What this task involves –
Give the data again, word for word.

Data shown –
>>>

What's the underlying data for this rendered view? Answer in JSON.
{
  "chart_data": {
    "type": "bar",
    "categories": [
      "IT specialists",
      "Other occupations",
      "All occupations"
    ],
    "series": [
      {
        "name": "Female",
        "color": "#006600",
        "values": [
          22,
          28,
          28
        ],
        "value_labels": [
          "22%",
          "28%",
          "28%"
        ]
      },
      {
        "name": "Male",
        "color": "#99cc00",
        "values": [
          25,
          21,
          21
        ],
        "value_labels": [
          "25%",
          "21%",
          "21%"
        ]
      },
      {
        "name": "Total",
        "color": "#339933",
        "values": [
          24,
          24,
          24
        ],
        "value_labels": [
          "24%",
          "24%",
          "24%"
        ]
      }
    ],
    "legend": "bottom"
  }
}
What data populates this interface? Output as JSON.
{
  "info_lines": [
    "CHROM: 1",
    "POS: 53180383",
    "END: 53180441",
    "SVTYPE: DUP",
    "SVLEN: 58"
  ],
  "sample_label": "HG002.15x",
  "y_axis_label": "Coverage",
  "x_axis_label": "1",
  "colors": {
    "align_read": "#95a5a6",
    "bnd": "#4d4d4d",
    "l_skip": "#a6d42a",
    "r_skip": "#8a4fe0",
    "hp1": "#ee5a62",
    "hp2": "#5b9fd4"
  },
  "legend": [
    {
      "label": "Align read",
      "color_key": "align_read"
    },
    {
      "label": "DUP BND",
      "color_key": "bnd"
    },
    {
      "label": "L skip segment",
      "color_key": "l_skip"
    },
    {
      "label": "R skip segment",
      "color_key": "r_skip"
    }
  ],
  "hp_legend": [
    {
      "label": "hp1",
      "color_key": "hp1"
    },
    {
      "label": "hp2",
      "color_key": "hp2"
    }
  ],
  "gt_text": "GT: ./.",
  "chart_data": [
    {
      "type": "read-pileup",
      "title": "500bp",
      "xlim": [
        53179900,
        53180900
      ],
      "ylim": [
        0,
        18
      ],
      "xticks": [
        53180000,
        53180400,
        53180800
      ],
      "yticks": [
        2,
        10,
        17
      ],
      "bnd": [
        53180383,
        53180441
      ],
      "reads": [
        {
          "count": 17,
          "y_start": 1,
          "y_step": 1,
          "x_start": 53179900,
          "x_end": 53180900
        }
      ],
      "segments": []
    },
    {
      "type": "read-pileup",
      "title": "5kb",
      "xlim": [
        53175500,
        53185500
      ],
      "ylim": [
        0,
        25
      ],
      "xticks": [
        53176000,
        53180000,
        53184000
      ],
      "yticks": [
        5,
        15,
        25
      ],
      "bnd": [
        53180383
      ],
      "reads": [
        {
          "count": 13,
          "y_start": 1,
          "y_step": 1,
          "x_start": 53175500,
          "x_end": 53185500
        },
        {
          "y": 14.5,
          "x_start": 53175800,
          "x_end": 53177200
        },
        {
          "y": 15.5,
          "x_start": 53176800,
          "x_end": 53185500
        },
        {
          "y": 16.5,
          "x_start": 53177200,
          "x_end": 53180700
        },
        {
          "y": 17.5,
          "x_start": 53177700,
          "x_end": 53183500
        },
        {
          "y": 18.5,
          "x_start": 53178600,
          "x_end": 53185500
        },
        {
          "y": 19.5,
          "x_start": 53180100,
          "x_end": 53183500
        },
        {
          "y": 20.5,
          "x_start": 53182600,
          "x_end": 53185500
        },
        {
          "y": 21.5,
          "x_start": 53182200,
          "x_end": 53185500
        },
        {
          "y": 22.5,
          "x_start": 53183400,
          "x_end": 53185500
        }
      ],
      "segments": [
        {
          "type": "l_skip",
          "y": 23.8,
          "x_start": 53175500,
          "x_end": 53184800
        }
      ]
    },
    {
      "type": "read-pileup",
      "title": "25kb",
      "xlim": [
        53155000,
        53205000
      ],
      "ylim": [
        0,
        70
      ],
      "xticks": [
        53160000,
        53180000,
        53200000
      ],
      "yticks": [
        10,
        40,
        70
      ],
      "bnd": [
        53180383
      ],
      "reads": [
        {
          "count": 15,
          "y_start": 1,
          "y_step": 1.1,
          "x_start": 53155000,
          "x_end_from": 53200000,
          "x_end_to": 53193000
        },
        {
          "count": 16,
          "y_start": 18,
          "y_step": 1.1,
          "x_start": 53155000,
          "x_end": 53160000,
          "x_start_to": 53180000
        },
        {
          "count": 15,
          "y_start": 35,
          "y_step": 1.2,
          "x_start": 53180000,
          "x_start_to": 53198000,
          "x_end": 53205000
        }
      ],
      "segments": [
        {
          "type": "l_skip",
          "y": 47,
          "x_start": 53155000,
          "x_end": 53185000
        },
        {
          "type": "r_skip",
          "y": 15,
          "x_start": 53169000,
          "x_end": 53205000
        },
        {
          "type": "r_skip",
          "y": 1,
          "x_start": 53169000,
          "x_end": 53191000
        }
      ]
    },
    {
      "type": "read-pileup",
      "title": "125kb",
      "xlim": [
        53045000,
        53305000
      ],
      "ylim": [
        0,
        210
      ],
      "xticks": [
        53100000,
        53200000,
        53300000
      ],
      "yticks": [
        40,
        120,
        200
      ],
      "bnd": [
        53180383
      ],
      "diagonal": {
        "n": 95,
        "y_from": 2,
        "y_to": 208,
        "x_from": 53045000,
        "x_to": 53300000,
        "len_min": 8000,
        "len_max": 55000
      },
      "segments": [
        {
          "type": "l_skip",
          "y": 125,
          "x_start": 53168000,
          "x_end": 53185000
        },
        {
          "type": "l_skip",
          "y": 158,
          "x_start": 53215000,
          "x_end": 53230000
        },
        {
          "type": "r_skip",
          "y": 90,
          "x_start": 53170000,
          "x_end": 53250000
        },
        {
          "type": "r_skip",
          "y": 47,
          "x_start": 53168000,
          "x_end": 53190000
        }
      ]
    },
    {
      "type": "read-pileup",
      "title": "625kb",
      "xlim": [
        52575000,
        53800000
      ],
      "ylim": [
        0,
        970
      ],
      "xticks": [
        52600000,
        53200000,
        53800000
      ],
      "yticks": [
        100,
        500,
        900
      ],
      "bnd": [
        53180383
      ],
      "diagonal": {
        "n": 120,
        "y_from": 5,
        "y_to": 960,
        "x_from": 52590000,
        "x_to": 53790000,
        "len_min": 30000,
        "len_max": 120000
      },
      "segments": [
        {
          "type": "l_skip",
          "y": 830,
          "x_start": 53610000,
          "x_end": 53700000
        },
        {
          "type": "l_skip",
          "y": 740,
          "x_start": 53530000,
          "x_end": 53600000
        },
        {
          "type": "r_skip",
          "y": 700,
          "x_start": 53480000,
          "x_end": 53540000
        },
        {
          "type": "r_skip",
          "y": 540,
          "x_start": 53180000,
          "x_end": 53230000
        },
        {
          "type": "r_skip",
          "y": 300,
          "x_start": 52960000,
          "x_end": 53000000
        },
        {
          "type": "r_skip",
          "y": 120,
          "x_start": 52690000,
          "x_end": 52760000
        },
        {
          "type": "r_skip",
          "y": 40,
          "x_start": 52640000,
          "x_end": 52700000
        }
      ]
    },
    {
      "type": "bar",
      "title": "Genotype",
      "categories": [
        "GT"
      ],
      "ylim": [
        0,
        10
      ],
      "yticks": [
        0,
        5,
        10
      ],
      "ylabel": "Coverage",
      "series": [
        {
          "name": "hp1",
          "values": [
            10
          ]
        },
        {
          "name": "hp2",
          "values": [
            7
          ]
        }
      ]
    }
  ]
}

<<<

Correct response –
What's the underlying data for this rendered view? Answer in JSON.
{
  "chart_data": {
    "type": "bar",
    "categories": [
      "IT specialists",
      "Other occupations",
      "All occupations"
    ],
    "series": [
      {
        "name": "Female",
        "color": "#006600",
        "values": [
          22,
          28,
          28
        ],
        "value_labels": [
          "22%",
          "28%",
          "28%"
        ]
      },
      {
        "name": "Male",
        "color": "#99cc00",
        "values": [
          25,
          21,
          21
        ],
        "value_labels": [
          "25%",
          "21%",
          "21%"
        ]
      },
      {
        "name": "Total",
        "color": "#339933",
        "values": [
          24,
          24,
          24
        ],
        "value_labels": [
          "24%",
          "24%",
          "24%"
        ]
      }
    ],
    "legend": "bottom"
  }
}
What data populates this interface? Output as JSON.
{
  "info_lines": [
    "CHROM: 1",
    "POS: 53180383",
    "END: 53180441",
    "SVTYPE: DUP",
    "SVLEN: 58"
  ],
  "sample_label": "HG002.15x",
  "y_axis_label": "Coverage",
  "x_axis_label": "1",
  "colors": {
    "align_read": "#95a5a6",
    "bnd": "#4d4d4d",
    "l_skip": "#a6d42a",
    "r_skip": "#8a4fe0",
    "hp1": "#ee5a62",
    "hp2": "#5b9fd4"
  },
  "legend": [
    {
      "label": "Align read",
      "color_key": "align_read"
    },
    {
      "label": "DUP BND",
      "color_key": "bnd"
    },
    {
      "label": "L skip segment",
      "color_key": "l_skip"
    },
    {
      "label": "R skip segment",
      "color_key": "r_skip"
    }
  ],
  "hp_legend": [
    {
      "label": "hp1",
      "color_key": "hp1"
    },
    {
      "label": "hp2",
      "color_key": "hp2"
    }
  ],
  "gt_text": "GT: ./.",
  "chart_data": [
    {
      "type": "read-pileup",
      "title": "500bp",
      "xlim": [
        53179900,
        53180900
      ],
      "ylim": [
        0,
        18
      ],
      "xticks": [
        53180000,
        53180400,
        53180800
      ],
      "yticks": [
        2,
        10,
        17
      ],
      "bnd": [
        53180383,
        53180441
      ],
      "reads": [
        {
          "count": 17,
          "y_start": 1,
          "y_step": 1,
          "x_start": 53179900,
          "x_end": 53180900
        }
      ],
      "segments": []
    },
    {
      "type": "read-pileup",
      "title": "5kb",
      "xlim": [
        53175500,
        53185500
      ],
      "ylim": [
        0,
        25
      ],
      "xticks": [
        53176000,
        53180000,
        53184000
      ],
      "yticks": [
        5,
        15,
        25
      ],
      "bnd": [
        53180383
      ],
      "reads": [
        {
          "count": 13,
          "y_start": 1,
          "y_step": 1,
          "x_start": 53175500,
          "x_end": 53185500
        },
        {
          "y": 14.5,
          "x_start": 53175800,
          "x_end": 53177200
        },
        {
          "y": 15.5,
          "x_start": 53176800,
          "x_end": 53185500
        },
        {
          "y": 16.5,
          "x_start": 53177200,
          "x_end": 53180700
        },
        {
          "y": 17.5,
          "x_start": 53177700,
          "x_end": 53183500
        },
        {
          "y": 18.5,
          "x_start": 53178600,
          "x_end": 53185500
        },
        {
          "y": 19.5,
          "x_start": 53180100,
          "x_end": 53183500
        },
        {
          "y": 20.5,
          "x_start": 53182600,
          "x_end": 53185500
        },
        {
          "y": 21.5,
          "x_start": 53182200,
          "x_end": 53185500
        },
        {
          "y": 22.5,
          "x_start": 53183400,
          "x_end": 53185500
        }
      ],
      "segments": [
        {
          "type": "l_skip",
          "y": 23.8,
          "x_start": 53175500,
          "x_end": 53184800
        }
      ]
    },
    {
      "type": "read-pileup",
      "title": "25kb",
      "xlim": [
        53155000,
        53205000
      ],
      "ylim": [
        0,
        70
      ],
      "xticks": [
        53160000,
        53180000,
        53200000
      ],
      "yticks": [
        10,
        40,
        70
      ],
      "bnd": [
        53180383
      ],
      "reads": [
        {
          "count": 15,
          "y_start": 1,
          "y_step": 1.1,
          "x_start": 53155000,
          "x_end_from": 53200000,
          "x_end_to": 53193000
        },
        {
          "count": 16,
          "y_start": 18,
          "y_step": 1.1,
          "x_start": 53155000,
          "x_end": 53160000,
          "x_start_to": 53180000
        },
        {
          "count": 15,
          "y_start": 35,
          "y_step": 1.2,
          "x_start": 53180000,
          "x_start_to": 53198000,
          "x_end": 53205000
        }
      ],
      "segments": [
        {
          "type": "l_skip",
          "y": 47,
          "x_start": 53155000,
          "x_end": 53185000
        },
        {
          "type": "r_skip",
          "y": 15,
          "x_start": 53169000,
          "x_end": 53205000
        },
        {
          "type": "r_skip",
          "y": 1,
          "x_start": 53169000,
          "x_end": 53191000
        }
      ]
    },
    {
      "type": "read-pileup",
      "title": "125kb",
      "xlim": [
        53045000,
        53305000
      ],
      "ylim": [
        0,
        210
      ],
      "xticks": [
        53100000,
        53200000,
        53300000
      ],
      "yticks": [
        40,
        120,
        200
      ],
      "bnd": [
        53180383
      ],
      "diagonal": {
        "n": 95,
        "y_from": 2,
        "y_to": 208,
        "x_from": 53045000,
        "x_to": 53300000,
        "len_min": 8000,
        "len_max": 55000
      },
      "segments": [
        {
          "type": "l_skip",
          "y": 125,
          "x_start": 53168000,
          "x_end": 53185000
        },
        {
          "type": "l_skip",
          "y": 158,
          "x_start": 53215000,
          "x_end": 53230000
        },
        {
          "type": "r_skip",
          "y": 90,
          "x_start": 53170000,
          "x_end": 53250000
        },
        {
          "type": "r_skip",
          "y": 47,
          "x_start": 53168000,
          "x_end": 53190000
        }
      ]
    },
    {
      "type": "read-pileup",
      "title": "625kb",
      "xlim": [
        52575000,
        53800000
      ],
      "ylim": [
        0,
        970
      ],
      "xticks": [
        52600000,
        53200000,
        53800000
      ],
      "yticks": [
        100,
        500,
        900
      ],
      "bnd": [
        53180383
      ],
      "diagonal": {
        "n": 120,
        "y_from": 5,
        "y_to": 960,
        "x_from": 52590000,
        "x_to": 53790000,
        "len_min": 30000,
        "len_max": 120000
      },
      "segments": [
        {
          "type": "l_skip",
          "y": 830,
          "x_start": 53610000,
          "x_end": 53700000
        },
        {
          "type": "l_skip",
          "y": 740,
          "x_start": 53530000,
          "x_end": 53600000
        },
        {
          "type": "r_skip",
          "y": 700,
          "x_start": 53480000,
          "x_end": 53540000
        },
        {
          "type": "r_skip",
          "y": 540,
          "x_start": 53180000,
          "x_end": 53230000
        },
        {
          "type": "r_skip",
          "y": 300,
          "x_start": 52960000,
          "x_end": 53000000
        },
        {
          "type": "r_skip",
          "y": 120,
          "x_start": 52690000,
          "x_end": 52760000
        },
        {
          "type": "r_skip",
          "y": 40,
          "x_start": 52640000,
          "x_end": 52700000
        }
      ]
    },
    {
      "type": "bar",
      "title": "Genotype",
      "categories": [
        "GT"
      ],
      "ylim": [
        0,
        10
      ],
      "yticks": [
        0,
        5,
        10
      ],
      "ylabel": "Coverage",
      "series": [
        {
          "name": "hp1",
          "values": [
            10
          ]
        },
        {
          "name": "hp2",
          "values": [
            7
          ]
        }
      ]
    }
  ]
}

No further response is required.